* _ESTRATTO DEL DOCUMENTO_
Illegittima la mera riduzione della retribuzione stabilita nel contratto di prossimità non dipendente da alcuna riorganizzazione lavorativa
13 Maggio 2022
Massima
E' illegittima, per violazione dell'art. 8 D.L. 138/2011 conv. con mod. in L. n. 148/2011, la mera riduzione di retribuzione stabilita, in misura del 15%, dal contratto di prossimità, nonostante l'espressa delega contenuta nell'Accordo Interconfederale del 28 giugno 2011, in quanto non definibile quale intervento di disciplina del rapporto di lavoro. Il caso
Una Fondazione, in data 6 novembre 2013, aveva sottoscritto con le organizzazioni sindacali un accordo di prossimità per fronteggiare una profonda crisi aziendale, ove era disposta una riduzione della retribuzione spettante ai lavoratori nella misura del 15%.
Alcuni lavoratori impugnavano la trattenuta loro effettuata, ritenendo che la clausola dell'Accordo di prossimità che la consentiva fosse illegittima, in quanto in contrasto sia con l'art. 8 del D.L. n. 138/2011 sia con l'Accordo Interconfederale del 28 giugno 2011.
Soluzioni giuridiche
La pronuncia in commento è interessante in quanto contribuisce alla definizione dei limiti derogatori riconosciuti alla contrattazione di prossimità.
Relativamente all'estensione interpretativa dell'elenco di cui all'art. 8 del D.L. n. 138/2011 è bene segnalare come la giurisprudenza abbia espresso sin da subito l'esigenza di una interpretazione restrittiva alla luce della estrema eccezionalità che la stessa presenta nell'ordinamento lavoristico.
Sul punto la Corte Costituzionale aveva precisato sin da subito il fatto che: “trattandosi di norma avente carattere chiaramente eccezionale, non si applica oltre i casi e i tempi in essa considerati” (Corte Cost. n. 221/2012).
Tuttavia, se una interpretazione estensiva analogica della norma, volta ad applicare la stessa ad ipotesi escluse dell'elenco in essa contenuto, è da escludersi, non tutti i problemi interpretativi possono dirsi risolti.

* _LAVORO RICHIESTO_
Prosegui, per favore, il testo sulla riduzione della retribuzione nel contratto di prossimità a partire dal punto in cui si ferma. L'elenco che segue non ha alcun legame con il testo sulla riduzione della retribuzione nel contratto di prossimità.

* _DATI RACCOLTI_
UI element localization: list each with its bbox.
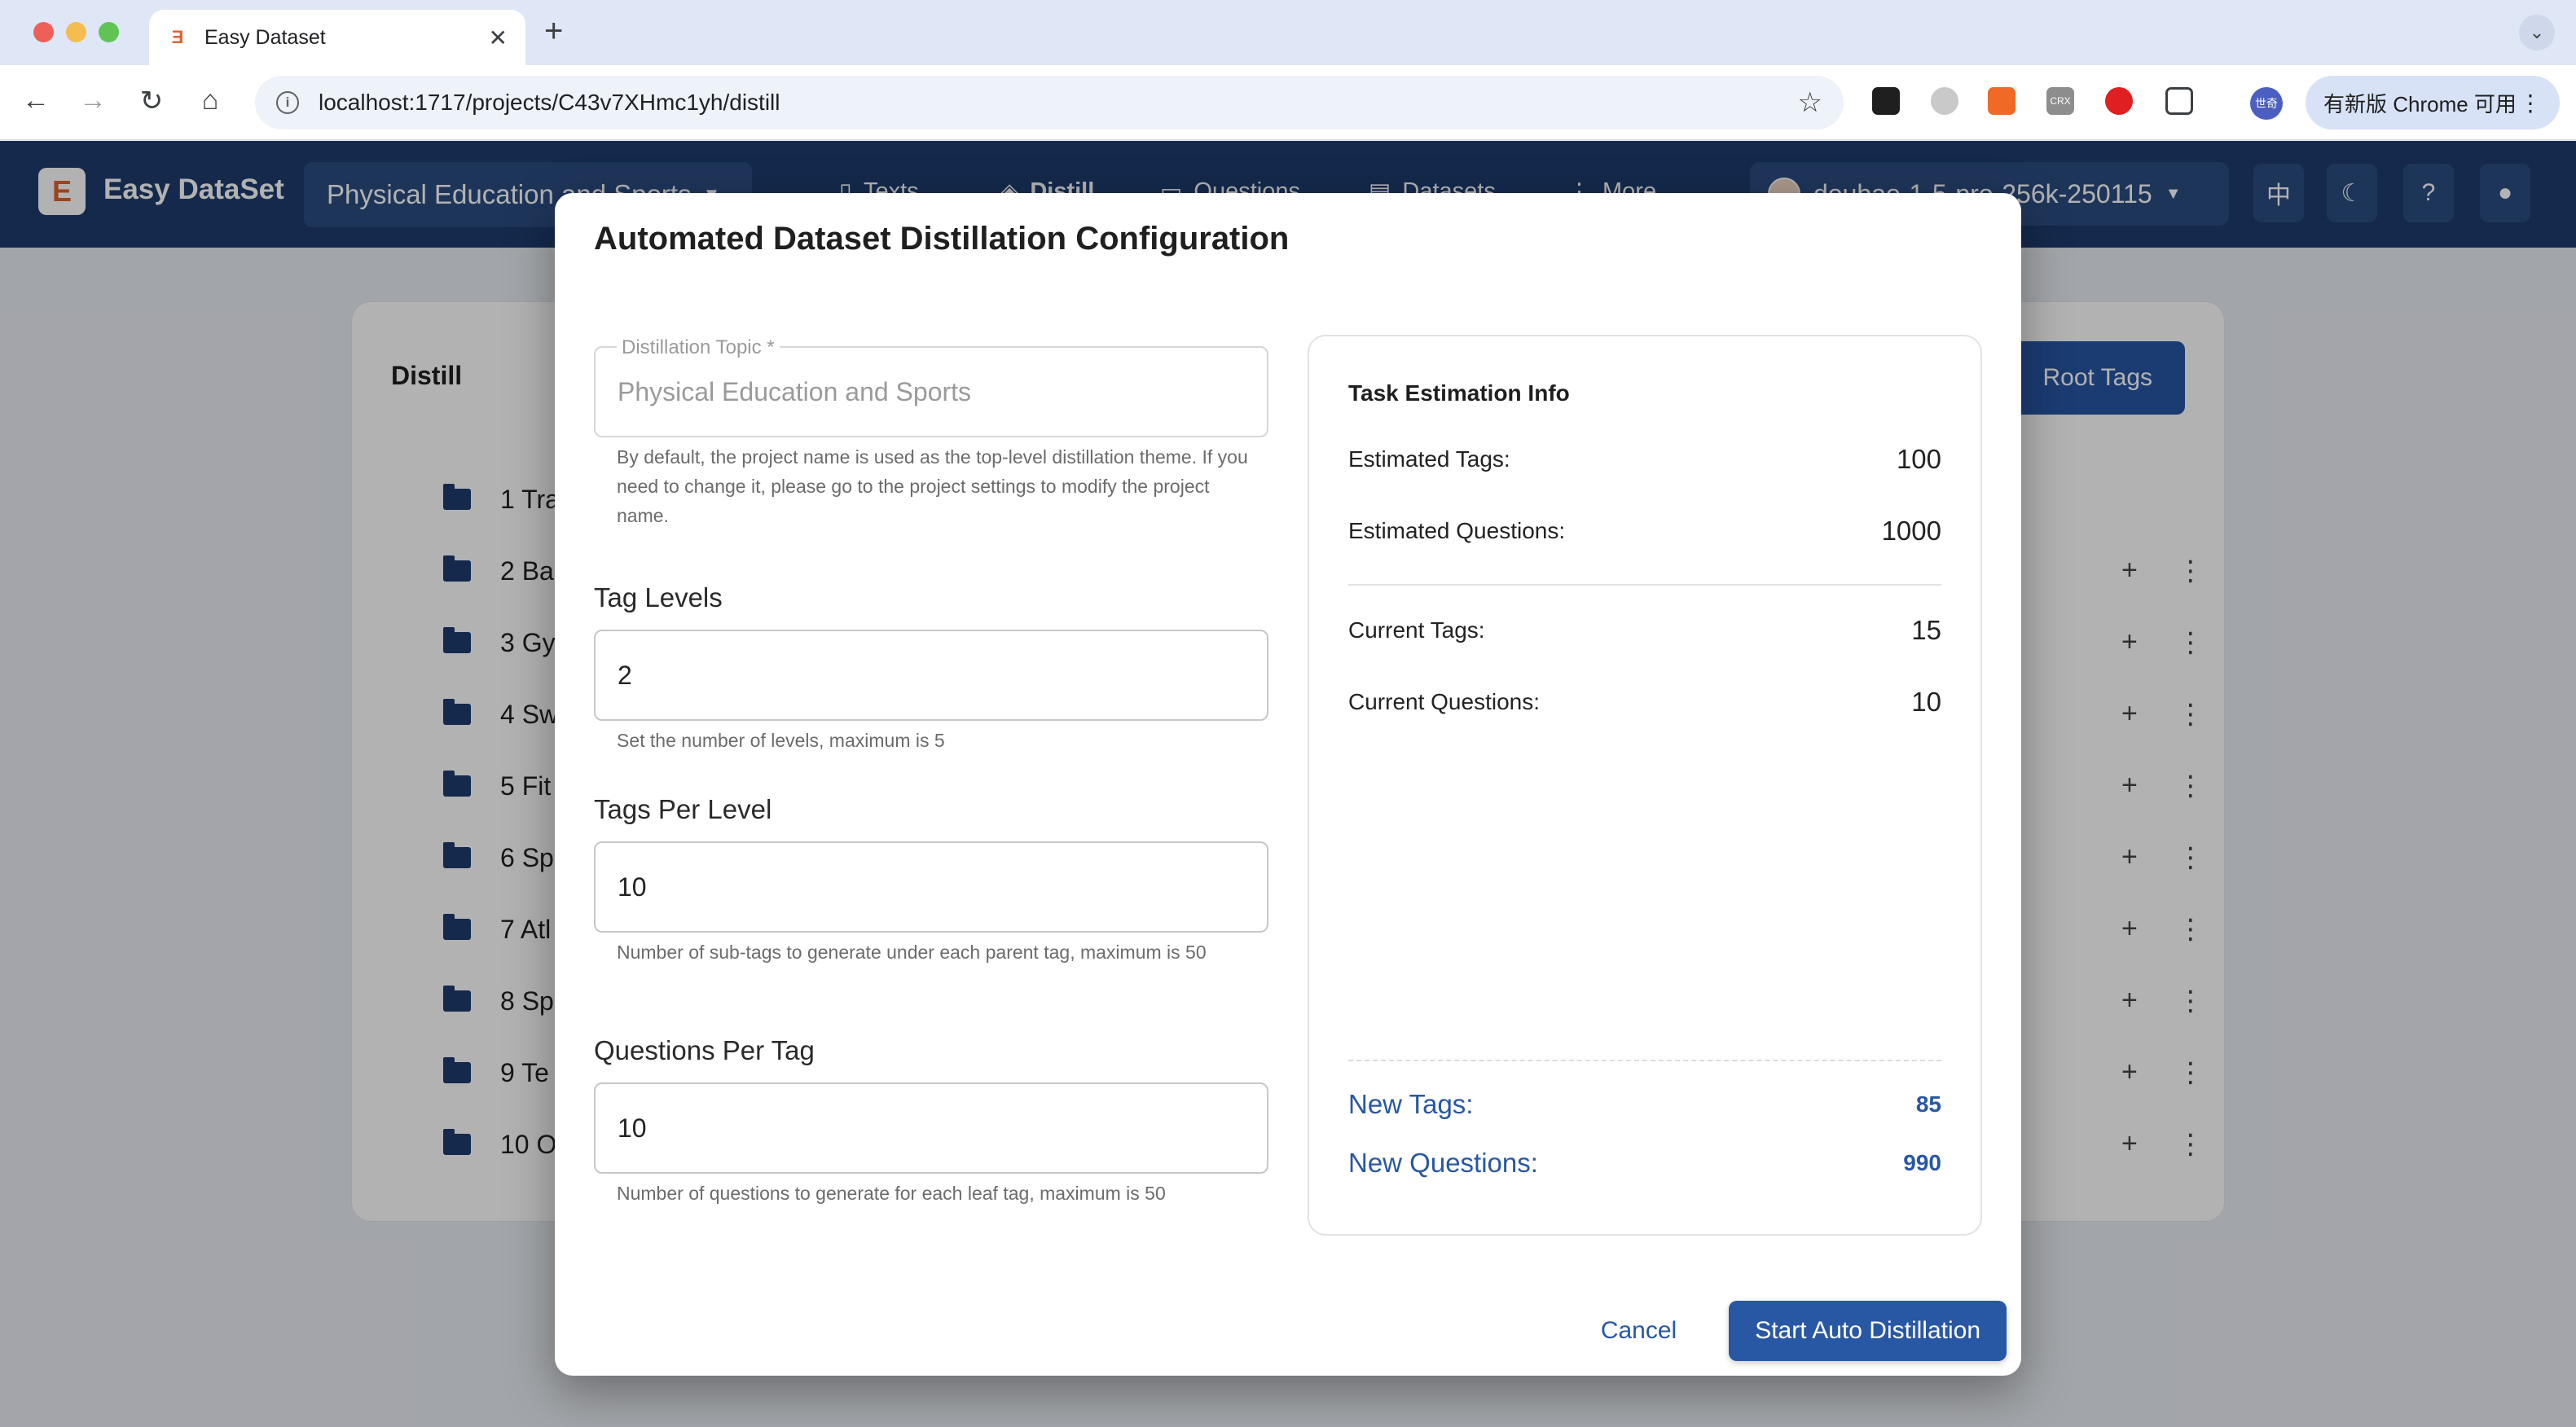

* _RISULTATO DELL'ESERCIZIO_
I problemi interpretativi riguardano ora la “consistenza” delle singole possibilità di deroga contenute nell'elenco dell'art. 8. Talune ipotesi in esso contenute presentano, almeno potenzialmente, un contenuto molto ampio.
Esempio, forse, più plateale di ciò è proprio l'ipotesi delle “modifiche alla disciplina del rapporto di lavoro”, oggetto della Sentenza in esame.
Tale nozione, a ben vedere, si potrebbe estendere sino a ricoprire tutto il diritto del lavoro, fatti salvi esclusivamente i limiti costituzionali ed eurounitari.
Già la prima giurisprudenza di merito aveva posto l'accento sulla necessità di evitare tuttavia una eccessiva estensione delle ipotesi di deroga contemplate dalla norma, che avrebbe finito per svilire del tutto la natura eccezionale della stessa.
Con una nota pronuncia, già la Corte d'Appello di Firenze, ad esempio, aveva concluso che “una tale ‘eccezionalità' deve allora di necessità guidare l'analisi dell'interprete, tenuto a dare, non solo all'elenco di cui al comma 2, ma all'intera disposizione una stretta interpretazione” (Corte Appello Firenze 20 novembre 2017).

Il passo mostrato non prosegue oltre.